┏━━
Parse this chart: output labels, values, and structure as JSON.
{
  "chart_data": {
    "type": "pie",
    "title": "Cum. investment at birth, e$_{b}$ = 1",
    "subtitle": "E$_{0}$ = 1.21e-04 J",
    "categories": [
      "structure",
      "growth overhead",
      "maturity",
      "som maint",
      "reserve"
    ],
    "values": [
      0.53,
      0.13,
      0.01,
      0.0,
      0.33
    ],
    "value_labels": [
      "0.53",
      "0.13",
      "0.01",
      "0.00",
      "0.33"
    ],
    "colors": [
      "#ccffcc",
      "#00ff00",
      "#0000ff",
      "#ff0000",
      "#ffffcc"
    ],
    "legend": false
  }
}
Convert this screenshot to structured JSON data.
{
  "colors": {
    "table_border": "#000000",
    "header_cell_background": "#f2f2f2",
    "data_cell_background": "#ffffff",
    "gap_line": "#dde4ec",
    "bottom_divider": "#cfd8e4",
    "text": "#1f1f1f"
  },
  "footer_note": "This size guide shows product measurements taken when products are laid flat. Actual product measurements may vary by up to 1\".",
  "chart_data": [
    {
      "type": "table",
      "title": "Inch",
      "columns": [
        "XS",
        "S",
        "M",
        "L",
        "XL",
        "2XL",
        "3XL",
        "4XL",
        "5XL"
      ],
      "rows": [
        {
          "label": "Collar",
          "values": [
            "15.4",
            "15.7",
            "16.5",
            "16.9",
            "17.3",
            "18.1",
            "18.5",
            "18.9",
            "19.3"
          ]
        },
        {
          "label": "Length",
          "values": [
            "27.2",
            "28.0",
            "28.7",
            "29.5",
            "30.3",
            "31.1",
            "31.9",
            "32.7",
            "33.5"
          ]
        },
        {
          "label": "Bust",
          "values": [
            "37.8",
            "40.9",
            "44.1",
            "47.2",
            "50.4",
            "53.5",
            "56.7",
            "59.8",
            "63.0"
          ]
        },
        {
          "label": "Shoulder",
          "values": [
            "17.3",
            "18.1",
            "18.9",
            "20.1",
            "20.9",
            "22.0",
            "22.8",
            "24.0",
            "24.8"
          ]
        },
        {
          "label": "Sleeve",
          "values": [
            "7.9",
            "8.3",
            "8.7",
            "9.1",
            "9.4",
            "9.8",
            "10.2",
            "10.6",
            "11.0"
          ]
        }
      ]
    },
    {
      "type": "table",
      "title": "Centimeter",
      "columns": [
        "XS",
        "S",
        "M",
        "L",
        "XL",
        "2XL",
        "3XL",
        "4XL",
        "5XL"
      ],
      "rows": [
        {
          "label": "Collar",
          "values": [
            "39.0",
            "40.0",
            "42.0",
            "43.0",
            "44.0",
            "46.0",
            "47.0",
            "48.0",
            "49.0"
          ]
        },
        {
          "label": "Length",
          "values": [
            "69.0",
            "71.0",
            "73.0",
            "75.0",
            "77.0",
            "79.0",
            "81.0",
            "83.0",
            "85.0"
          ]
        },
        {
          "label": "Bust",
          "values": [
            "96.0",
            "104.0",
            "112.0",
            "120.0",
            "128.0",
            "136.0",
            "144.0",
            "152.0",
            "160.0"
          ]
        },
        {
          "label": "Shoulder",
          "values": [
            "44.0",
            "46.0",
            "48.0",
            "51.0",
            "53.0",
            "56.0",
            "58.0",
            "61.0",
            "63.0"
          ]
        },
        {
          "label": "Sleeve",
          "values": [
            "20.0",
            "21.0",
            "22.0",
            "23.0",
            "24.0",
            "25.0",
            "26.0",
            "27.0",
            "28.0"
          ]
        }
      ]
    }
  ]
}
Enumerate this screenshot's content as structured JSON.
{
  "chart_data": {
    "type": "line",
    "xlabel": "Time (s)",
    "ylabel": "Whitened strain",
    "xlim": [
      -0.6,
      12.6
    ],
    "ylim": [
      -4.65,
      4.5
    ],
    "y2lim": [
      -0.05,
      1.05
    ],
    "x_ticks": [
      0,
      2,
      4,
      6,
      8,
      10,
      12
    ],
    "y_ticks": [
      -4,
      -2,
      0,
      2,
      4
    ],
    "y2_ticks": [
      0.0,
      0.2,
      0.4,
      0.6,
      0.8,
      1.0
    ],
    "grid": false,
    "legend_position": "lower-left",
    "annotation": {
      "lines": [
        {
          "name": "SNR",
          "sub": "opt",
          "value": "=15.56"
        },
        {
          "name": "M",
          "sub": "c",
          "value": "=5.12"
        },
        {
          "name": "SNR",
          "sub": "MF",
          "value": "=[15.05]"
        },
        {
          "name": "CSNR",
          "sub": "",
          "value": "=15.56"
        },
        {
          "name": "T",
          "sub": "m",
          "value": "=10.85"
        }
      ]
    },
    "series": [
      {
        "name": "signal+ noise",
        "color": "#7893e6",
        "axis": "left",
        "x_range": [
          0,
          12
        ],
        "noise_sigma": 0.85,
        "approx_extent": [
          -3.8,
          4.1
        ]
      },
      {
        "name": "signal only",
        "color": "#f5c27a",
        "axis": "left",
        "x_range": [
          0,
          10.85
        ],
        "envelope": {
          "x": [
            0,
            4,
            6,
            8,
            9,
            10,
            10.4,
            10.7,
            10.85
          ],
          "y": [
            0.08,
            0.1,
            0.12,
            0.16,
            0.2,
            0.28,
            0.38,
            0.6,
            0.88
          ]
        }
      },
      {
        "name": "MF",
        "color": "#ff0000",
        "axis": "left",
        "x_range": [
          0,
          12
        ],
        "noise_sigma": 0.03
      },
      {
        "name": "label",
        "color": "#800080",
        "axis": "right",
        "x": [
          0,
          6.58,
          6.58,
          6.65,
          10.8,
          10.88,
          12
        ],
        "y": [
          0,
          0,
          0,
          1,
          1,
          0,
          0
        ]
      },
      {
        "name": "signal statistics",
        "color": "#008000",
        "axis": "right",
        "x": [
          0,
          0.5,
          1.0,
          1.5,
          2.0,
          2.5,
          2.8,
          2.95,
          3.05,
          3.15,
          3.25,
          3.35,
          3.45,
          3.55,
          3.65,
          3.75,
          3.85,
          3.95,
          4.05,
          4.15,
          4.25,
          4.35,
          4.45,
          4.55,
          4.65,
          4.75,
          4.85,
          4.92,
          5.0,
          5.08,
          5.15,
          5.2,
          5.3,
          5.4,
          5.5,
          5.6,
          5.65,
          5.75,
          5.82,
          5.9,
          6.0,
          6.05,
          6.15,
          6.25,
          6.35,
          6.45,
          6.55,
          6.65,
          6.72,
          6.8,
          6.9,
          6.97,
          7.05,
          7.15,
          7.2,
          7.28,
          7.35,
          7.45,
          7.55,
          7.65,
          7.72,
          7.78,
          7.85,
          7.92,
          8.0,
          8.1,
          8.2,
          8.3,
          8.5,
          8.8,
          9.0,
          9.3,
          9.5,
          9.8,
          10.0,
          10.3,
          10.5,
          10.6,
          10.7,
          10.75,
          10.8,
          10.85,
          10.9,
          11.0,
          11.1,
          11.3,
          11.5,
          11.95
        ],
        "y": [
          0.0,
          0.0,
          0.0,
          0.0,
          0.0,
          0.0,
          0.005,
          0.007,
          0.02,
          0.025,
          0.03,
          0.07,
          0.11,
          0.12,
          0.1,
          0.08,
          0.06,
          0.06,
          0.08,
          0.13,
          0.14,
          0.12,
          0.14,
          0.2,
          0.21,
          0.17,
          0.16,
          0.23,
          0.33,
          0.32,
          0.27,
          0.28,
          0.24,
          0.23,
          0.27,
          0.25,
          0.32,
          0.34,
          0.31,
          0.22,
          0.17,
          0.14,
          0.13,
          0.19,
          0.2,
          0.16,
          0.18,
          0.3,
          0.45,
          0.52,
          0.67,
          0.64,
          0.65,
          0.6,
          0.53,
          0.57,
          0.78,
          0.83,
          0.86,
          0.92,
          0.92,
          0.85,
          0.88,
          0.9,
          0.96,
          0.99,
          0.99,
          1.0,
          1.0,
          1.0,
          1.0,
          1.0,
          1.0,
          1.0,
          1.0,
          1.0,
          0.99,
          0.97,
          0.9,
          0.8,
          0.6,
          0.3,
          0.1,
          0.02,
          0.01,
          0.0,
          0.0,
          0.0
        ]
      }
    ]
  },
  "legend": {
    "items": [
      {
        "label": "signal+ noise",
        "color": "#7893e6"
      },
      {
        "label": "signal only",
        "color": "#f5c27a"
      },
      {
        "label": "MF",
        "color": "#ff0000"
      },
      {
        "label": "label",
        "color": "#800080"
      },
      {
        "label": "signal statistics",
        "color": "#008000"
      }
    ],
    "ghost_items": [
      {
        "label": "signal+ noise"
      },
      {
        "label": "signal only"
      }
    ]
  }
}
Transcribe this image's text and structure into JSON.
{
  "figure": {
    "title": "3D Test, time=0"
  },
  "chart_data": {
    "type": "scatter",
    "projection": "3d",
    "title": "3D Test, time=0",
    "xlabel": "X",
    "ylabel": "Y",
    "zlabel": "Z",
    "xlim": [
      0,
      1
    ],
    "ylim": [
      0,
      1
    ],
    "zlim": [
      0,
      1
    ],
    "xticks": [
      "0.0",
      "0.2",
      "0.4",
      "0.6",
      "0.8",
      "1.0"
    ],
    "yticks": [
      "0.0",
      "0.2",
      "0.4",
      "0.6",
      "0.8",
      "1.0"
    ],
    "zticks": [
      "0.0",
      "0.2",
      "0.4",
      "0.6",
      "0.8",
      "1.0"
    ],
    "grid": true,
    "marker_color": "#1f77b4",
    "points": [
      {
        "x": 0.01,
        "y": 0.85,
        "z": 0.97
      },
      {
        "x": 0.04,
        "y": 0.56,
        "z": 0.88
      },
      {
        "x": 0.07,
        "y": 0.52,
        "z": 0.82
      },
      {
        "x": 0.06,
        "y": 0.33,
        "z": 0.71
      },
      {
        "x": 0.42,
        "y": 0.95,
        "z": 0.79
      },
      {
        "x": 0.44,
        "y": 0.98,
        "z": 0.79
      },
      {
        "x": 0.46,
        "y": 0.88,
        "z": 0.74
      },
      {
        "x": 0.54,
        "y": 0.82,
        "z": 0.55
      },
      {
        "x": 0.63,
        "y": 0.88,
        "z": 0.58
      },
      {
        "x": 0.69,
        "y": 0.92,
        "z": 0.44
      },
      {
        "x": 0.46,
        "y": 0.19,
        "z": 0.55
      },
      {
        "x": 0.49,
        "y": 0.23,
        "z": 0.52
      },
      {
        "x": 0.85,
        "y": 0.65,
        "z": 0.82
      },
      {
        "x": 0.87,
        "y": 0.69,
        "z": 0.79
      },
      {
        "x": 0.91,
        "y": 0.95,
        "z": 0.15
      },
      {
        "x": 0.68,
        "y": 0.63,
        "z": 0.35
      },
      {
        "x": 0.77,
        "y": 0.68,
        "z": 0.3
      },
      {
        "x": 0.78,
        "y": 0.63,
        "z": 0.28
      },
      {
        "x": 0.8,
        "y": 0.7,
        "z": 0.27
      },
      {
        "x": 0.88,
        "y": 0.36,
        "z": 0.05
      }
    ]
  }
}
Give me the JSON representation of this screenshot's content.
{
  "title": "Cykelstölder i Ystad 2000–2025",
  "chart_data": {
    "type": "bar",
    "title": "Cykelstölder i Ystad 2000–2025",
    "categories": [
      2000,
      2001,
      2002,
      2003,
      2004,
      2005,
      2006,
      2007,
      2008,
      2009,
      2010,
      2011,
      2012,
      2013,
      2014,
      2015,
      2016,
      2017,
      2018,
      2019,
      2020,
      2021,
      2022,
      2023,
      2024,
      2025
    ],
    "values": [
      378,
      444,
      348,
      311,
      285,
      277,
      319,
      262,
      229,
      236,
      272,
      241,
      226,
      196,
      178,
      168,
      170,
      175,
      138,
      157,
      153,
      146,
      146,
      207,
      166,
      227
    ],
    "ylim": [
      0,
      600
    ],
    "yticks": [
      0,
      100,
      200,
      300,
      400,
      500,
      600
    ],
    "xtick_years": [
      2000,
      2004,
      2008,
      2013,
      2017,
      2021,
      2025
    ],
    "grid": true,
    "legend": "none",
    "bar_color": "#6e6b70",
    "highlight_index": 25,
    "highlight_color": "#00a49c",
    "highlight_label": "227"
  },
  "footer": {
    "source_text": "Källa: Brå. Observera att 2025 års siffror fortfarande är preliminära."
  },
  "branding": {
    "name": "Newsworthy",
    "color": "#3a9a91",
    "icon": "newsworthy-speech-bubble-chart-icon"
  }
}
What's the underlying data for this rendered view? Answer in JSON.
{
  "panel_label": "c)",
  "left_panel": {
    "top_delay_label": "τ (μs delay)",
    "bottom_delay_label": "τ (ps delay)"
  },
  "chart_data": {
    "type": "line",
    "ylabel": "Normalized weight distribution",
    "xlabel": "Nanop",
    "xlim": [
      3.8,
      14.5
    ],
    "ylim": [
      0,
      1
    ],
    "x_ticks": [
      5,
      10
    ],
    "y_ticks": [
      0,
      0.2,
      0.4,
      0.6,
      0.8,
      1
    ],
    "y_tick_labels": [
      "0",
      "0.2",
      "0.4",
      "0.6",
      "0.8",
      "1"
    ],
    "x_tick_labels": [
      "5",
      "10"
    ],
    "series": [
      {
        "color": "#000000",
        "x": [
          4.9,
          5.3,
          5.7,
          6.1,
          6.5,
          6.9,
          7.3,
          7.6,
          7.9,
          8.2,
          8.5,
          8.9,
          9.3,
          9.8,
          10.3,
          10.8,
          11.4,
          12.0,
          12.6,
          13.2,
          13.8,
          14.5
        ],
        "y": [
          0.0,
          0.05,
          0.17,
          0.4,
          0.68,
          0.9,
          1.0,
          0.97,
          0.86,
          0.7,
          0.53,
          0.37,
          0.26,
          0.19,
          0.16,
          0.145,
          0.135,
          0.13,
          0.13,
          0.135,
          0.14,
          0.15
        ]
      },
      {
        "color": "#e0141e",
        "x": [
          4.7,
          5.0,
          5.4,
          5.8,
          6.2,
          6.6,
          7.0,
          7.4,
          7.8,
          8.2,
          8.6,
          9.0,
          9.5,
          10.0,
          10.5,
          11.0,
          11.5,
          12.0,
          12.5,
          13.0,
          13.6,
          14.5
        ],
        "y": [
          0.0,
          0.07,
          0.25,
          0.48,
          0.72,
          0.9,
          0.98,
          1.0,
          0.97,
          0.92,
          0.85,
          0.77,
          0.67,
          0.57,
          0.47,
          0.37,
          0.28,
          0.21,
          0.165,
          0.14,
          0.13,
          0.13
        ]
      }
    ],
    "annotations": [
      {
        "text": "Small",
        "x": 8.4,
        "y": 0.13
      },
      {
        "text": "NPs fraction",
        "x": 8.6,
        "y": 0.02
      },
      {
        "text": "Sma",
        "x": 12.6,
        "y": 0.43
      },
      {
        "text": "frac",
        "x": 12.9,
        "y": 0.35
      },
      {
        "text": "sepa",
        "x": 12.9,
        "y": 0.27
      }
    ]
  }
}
┗━━
PROBLEM:
Extract every line from the records above that contains the word "ylabel".

SOLUTION FOR THIS PROBLEM:
    "ylabel": "Whitened strain",
    "ylabel": "Y",
    "ylabel": "Normalized weight distribution",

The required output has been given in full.